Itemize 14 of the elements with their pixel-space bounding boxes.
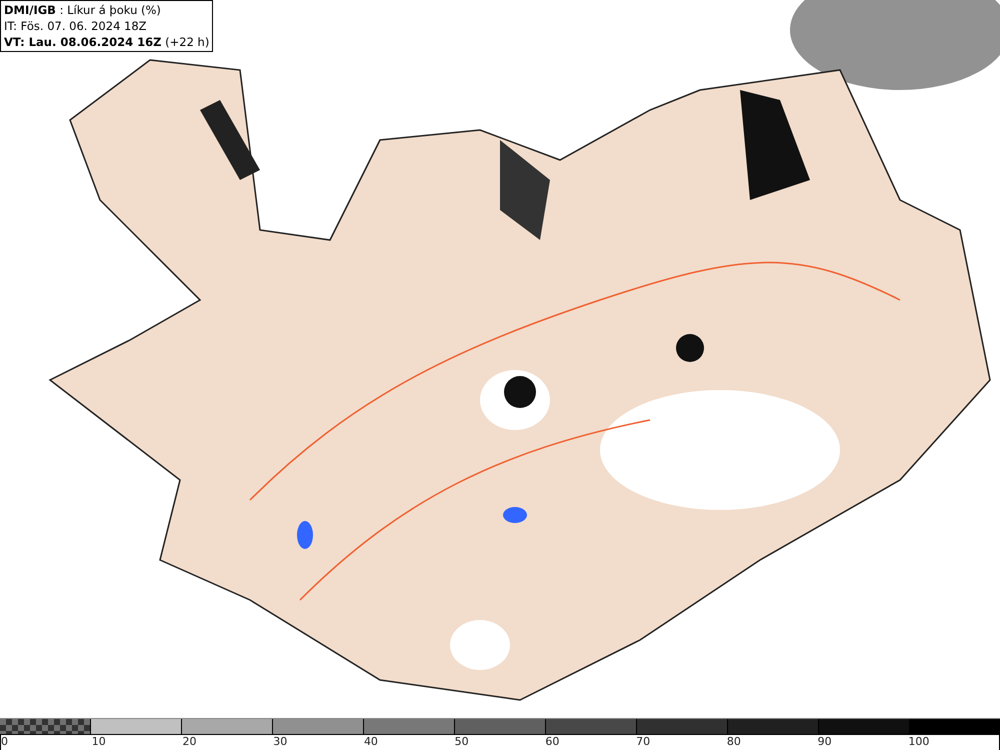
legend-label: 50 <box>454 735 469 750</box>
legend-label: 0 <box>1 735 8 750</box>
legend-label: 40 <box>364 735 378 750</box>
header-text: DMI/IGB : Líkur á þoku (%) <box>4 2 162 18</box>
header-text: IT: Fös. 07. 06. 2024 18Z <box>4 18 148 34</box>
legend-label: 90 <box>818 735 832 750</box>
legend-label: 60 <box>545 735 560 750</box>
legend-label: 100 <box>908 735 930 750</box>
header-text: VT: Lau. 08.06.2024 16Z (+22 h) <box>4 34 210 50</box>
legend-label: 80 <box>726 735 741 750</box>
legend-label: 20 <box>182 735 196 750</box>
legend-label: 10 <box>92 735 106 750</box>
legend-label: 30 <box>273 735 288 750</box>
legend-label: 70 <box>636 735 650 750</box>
☆ ☆ ☆ ☆
• [Set task]
Copy out all the material above word for word, without the picture.

• [Finished task]
Itemize 14 of the elements with their pixel-space bounding boxes.
legend-label: 50 <box>454 735 469 750</box>
legend-label: 0 <box>1 735 8 750</box>
legend-label: 40 <box>364 735 378 750</box>
header-text: DMI/IGB : Líkur á þoku (%) <box>4 2 162 18</box>
header-text: IT: Fös. 07. 06. 2024 18Z <box>4 18 148 34</box>
legend-label: 90 <box>818 735 832 750</box>
legend-label: 60 <box>545 735 560 750</box>
legend-label: 100 <box>908 735 930 750</box>
header-text: VT: Lau. 08.06.2024 16Z (+22 h) <box>4 34 210 50</box>
legend-label: 80 <box>726 735 741 750</box>
legend-label: 20 <box>182 735 196 750</box>
legend-label: 10 <box>92 735 106 750</box>
legend-label: 30 <box>273 735 288 750</box>
legend-label: 70 <box>636 735 650 750</box>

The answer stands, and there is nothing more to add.